[Instructions for the task] Copy out each line of the material below with no changes.

[Listed entries]
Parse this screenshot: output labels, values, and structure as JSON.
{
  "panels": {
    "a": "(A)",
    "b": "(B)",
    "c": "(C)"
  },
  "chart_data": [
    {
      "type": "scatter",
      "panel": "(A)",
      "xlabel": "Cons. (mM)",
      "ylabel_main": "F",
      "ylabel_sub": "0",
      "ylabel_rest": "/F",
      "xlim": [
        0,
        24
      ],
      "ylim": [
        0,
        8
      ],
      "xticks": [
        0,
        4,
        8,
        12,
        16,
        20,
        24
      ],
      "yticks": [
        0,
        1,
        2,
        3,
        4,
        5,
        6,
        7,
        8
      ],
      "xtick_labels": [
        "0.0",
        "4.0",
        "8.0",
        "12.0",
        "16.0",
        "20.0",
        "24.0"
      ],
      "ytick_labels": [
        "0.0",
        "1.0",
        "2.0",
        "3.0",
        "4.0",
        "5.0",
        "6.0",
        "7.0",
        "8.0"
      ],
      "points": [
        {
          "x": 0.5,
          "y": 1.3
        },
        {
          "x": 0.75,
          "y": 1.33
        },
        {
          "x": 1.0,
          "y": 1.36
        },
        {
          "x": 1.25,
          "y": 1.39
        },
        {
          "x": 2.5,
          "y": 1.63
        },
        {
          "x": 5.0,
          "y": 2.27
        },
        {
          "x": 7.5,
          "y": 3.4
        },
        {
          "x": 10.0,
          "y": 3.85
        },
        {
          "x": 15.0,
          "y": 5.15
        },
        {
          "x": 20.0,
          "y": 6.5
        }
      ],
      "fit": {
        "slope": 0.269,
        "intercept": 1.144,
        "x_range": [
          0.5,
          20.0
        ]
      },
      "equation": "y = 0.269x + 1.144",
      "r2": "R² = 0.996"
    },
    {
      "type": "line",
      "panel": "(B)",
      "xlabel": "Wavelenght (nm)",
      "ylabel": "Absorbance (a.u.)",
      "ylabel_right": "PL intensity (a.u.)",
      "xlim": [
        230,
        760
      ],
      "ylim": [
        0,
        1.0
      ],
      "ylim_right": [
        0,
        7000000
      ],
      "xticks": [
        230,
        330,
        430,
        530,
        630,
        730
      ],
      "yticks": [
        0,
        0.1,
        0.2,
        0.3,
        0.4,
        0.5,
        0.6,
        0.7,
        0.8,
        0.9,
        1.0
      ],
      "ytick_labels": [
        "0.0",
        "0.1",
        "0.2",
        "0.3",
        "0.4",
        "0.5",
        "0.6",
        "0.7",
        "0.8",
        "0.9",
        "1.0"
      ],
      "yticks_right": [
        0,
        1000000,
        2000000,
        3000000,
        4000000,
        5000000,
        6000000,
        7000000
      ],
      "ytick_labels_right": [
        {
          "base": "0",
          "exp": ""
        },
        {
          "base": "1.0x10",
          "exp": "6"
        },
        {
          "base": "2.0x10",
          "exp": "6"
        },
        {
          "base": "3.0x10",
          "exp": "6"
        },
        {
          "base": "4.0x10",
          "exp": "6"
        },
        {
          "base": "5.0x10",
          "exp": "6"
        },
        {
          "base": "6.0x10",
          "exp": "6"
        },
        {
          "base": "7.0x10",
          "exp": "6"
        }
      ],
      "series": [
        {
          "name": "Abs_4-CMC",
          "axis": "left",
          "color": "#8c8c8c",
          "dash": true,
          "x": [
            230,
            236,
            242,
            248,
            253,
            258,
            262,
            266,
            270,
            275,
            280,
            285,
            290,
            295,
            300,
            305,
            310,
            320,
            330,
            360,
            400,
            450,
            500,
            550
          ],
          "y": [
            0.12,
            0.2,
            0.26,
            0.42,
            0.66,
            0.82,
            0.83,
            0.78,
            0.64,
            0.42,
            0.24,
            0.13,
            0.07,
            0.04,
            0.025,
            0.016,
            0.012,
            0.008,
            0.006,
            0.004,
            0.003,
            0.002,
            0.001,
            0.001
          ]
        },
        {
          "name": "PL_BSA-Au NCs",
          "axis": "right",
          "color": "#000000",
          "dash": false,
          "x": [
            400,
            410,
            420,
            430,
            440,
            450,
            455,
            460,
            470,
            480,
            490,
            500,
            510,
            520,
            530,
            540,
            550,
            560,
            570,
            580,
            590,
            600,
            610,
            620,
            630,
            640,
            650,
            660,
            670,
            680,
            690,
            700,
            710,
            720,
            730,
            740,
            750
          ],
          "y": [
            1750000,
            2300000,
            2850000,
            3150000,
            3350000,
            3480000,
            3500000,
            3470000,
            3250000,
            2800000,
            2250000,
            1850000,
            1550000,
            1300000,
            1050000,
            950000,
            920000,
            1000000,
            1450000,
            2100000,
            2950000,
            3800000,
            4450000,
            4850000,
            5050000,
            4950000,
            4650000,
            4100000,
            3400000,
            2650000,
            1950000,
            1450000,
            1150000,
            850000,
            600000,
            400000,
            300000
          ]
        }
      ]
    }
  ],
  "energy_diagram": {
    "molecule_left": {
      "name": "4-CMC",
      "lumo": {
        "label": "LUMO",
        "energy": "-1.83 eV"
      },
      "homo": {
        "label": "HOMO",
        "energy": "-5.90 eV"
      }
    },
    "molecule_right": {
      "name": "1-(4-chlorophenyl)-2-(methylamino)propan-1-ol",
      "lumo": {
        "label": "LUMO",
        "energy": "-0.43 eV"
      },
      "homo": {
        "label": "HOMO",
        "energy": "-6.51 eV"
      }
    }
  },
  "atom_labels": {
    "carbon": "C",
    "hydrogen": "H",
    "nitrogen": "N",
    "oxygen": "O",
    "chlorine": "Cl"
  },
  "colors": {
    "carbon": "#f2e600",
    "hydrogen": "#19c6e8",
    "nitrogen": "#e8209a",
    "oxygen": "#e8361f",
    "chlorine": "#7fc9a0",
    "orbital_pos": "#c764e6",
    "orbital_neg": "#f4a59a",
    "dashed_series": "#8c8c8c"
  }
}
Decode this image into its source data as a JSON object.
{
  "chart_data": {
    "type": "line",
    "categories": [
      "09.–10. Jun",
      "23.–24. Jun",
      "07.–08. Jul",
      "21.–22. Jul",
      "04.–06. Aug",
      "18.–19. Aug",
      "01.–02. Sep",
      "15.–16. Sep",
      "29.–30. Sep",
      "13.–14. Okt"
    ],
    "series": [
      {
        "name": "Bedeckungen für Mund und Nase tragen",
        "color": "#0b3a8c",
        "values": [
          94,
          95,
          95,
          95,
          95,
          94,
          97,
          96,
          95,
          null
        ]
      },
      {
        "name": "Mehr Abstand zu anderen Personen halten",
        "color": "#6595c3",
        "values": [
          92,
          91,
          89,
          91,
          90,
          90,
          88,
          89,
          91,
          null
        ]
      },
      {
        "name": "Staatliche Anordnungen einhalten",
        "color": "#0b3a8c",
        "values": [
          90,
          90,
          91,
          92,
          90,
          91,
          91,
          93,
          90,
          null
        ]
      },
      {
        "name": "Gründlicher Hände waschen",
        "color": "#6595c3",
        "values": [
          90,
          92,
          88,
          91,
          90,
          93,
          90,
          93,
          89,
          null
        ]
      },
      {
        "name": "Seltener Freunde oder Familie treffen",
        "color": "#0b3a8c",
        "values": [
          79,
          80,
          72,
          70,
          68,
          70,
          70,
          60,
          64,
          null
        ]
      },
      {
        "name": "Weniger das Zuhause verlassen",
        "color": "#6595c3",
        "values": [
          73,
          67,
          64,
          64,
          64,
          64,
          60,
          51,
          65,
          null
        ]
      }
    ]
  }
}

[Task response]
Parse this screenshot: output labels, values, and structure as JSON.
{
  "panels": {
    "a": "(A)",
    "b": "(B)",
    "c": "(C)"
  },
  "chart_data": [
    {
      "type": "scatter",
      "panel": "(A)",
      "xlabel": "Cons. (mM)",
      "ylabel_main": "F",
      "ylabel_sub": "0",
      "ylabel_rest": "/F",
      "xlim": [
        0,
        24
      ],
      "ylim": [
        0,
        8
      ],
      "xticks": [
        0,
        4,
        8,
        12,
        16,
        20,
        24
      ],
      "yticks": [
        0,
        1,
        2,
        3,
        4,
        5,
        6,
        7,
        8
      ],
      "xtick_labels": [
        "0.0",
        "4.0",
        "8.0",
        "12.0",
        "16.0",
        "20.0",
        "24.0"
      ],
      "ytick_labels": [
        "0.0",
        "1.0",
        "2.0",
        "3.0",
        "4.0",
        "5.0",
        "6.0",
        "7.0",
        "8.0"
      ],
      "points": [
        {
          "x": 0.5,
          "y": 1.3
        },
        {
          "x": 0.75,
          "y": 1.33
        },
        {
          "x": 1.0,
          "y": 1.36
        },
        {
          "x": 1.25,
          "y": 1.39
        },
        {
          "x": 2.5,
          "y": 1.63
        },
        {
          "x": 5.0,
          "y": 2.27
        },
        {
          "x": 7.5,
          "y": 3.4
        },
        {
          "x": 10.0,
          "y": 3.85
        },
        {
          "x": 15.0,
          "y": 5.15
        },
        {
          "x": 20.0,
          "y": 6.5
        }
      ],
      "fit": {
        "slope": 0.269,
        "intercept": 1.144,
        "x_range": [
          0.5,
          20.0
        ]
      },
      "equation": "y = 0.269x + 1.144",
      "r2": "R² = 0.996"
    },
    {
      "type": "line",
      "panel": "(B)",
      "xlabel": "Wavelenght (nm)",
      "ylabel": "Absorbance (a.u.)",
      "ylabel_right": "PL intensity (a.u.)",
      "xlim": [
        230,
        760
      ],
      "ylim": [
        0,
        1.0
      ],
      "ylim_right": [
        0,
        7000000
      ],
      "xticks": [
        230,
        330,
        430,
        530,
        630,
        730
      ],
      "yticks": [
        0,
        0.1,
        0.2,
        0.3,
        0.4,
        0.5,
        0.6,
        0.7,
        0.8,
        0.9,
        1.0
      ],
      "ytick_labels": [
        "0.0",
        "0.1",
        "0.2",
        "0.3",
        "0.4",
        "0.5",
        "0.6",
        "0.7",
        "0.8",
        "0.9",
        "1.0"
      ],
      "yticks_right": [
        0,
        1000000,
        2000000,
        3000000,
        4000000,
        5000000,
        6000000,
        7000000
      ],
      "ytick_labels_right": [
        {
          "base": "0",
          "exp": ""
        },
        {
          "base": "1.0x10",
          "exp": "6"
        },
        {
          "base": "2.0x10",
          "exp": "6"
        },
        {
          "base": "3.0x10",
          "exp": "6"
        },
        {
          "base": "4.0x10",
          "exp": "6"
        },
        {
          "base": "5.0x10",
          "exp": "6"
        },
        {
          "base": "6.0x10",
          "exp": "6"
        },
        {
          "base": "7.0x10",
          "exp": "6"
        }
      ],
      "series": [
        {
          "name": "Abs_4-CMC",
          "axis": "left",
          "color": "#8c8c8c",
          "dash": true,
          "x": [
            230,
            236,
            242,
            248,
            253,
            258,
            262,
            266,
            270,
            275,
            280,
            285,
            290,
            295,
            300,
            305,
            310,
            320,
            330,
            360,
            400,
            450,
            500,
            550
          ],
          "y": [
            0.12,
            0.2,
            0.26,
            0.42,
            0.66,
            0.82,
            0.83,
            0.78,
            0.64,
            0.42,
            0.24,
            0.13,
            0.07,
            0.04,
            0.025,
            0.016,
            0.012,
            0.008,
            0.006,
            0.004,
            0.003,
            0.002,
            0.001,
            0.001
          ]
        },
        {
          "name": "PL_BSA-Au NCs",
          "axis": "right",
          "color": "#000000",
          "dash": false,
          "x": [
            400,
            410,
            420,
            430,
            440,
            450,
            455,
            460,
            470,
            480,
            490,
            500,
            510,
            520,
            530,
            540,
            550,
            560,
            570,
            580,
            590,
            600,
            610,
            620,
            630,
            640,
            650,
            660,
            670,
            680,
            690,
            700,
            710,
            720,
            730,
            740,
            750
          ],
          "y": [
            1750000,
            2300000,
            2850000,
            3150000,
            3350000,
            3480000,
            3500000,
            3470000,
            3250000,
            2800000,
            2250000,
            1850000,
            1550000,
            1300000,
            1050000,
            950000,
            920000,
            1000000,
            1450000,
            2100000,
            2950000,
            3800000,
            4450000,
            4850000,
            5050000,
            4950000,
            4650000,
            4100000,
            3400000,
            2650000,
            1950000,
            1450000,
            1150000,
            850000,
            600000,
            400000,
            300000
          ]
        }
      ]
    }
  ],
  "energy_diagram": {
    "molecule_left": {
      "name": "4-CMC",
      "lumo": {
        "label": "LUMO",
        "energy": "-1.83 eV"
      },
      "homo": {
        "label": "HOMO",
        "energy": "-5.90 eV"
      }
    },
    "molecule_right": {
      "name": "1-(4-chlorophenyl)-2-(methylamino)propan-1-ol",
      "lumo": {
        "label": "LUMO",
        "energy": "-0.43 eV"
      },
      "homo": {
        "label": "HOMO",
        "energy": "-6.51 eV"
      }
    }
  },
  "atom_labels": {
    "carbon": "C",
    "hydrogen": "H",
    "nitrogen": "N",
    "oxygen": "O",
    "chlorine": "Cl"
  },
  "colors": {
    "carbon": "#f2e600",
    "hydrogen": "#19c6e8",
    "nitrogen": "#e8209a",
    "oxygen": "#e8361f",
    "chlorine": "#7fc9a0",
    "orbital_pos": "#c764e6",
    "orbital_neg": "#f4a59a",
    "dashed_series": "#8c8c8c"
  }
}
Decode this image into its source data as a JSON object.
{
  "chart_data": {
    "type": "line",
    "categories": [
      "09.–10. Jun",
      "23.–24. Jun",
      "07.–08. Jul",
      "21.–22. Jul",
      "04.–06. Aug",
      "18.–19. Aug",
      "01.–02. Sep",
      "15.–16. Sep",
      "29.–30. Sep",
      "13.–14. Okt"
    ],
    "series": [
      {
        "name": "Bedeckungen für Mund und Nase tragen",
        "color": "#0b3a8c",
        "values": [
          94,
          95,
          95,
          95,
          95,
          94,
          97,
          96,
          95,
          null
        ]
      },
      {
        "name": "Mehr Abstand zu anderen Personen halten",
        "color": "#6595c3",
        "values": [
          92,
          91,
          89,
          91,
          90,
          90,
          88,
          89,
          91,
          null
        ]
      },
      {
        "name": "Staatliche Anordnungen einhalten",
        "color": "#0b3a8c",
        "values": [
          90,
          90,
          91,
          92,
          90,
          91,
          91,
          93,
          90,
          null
        ]
      },
      {
        "name": "Gründlicher Hände waschen",
        "color": "#6595c3",
        "values": [
          90,
          92,
          88,
          91,
          90,
          93,
          90,
          93,
          89,
          null
        ]
      },
      {
        "name": "Seltener Freunde oder Familie treffen",
        "color": "#0b3a8c",
        "values": [
          79,
          80,
          72,
          70,
          68,
          70,
          70,
          60,
          64,
          null
        ]
      },
      {
        "name": "Weniger das Zuhause verlassen",
        "color": "#6595c3",
        "values": [
          73,
          67,
          64,
          64,
          64,
          64,
          60,
          51,
          65,
          null
        ]
      }
    ]
  }
}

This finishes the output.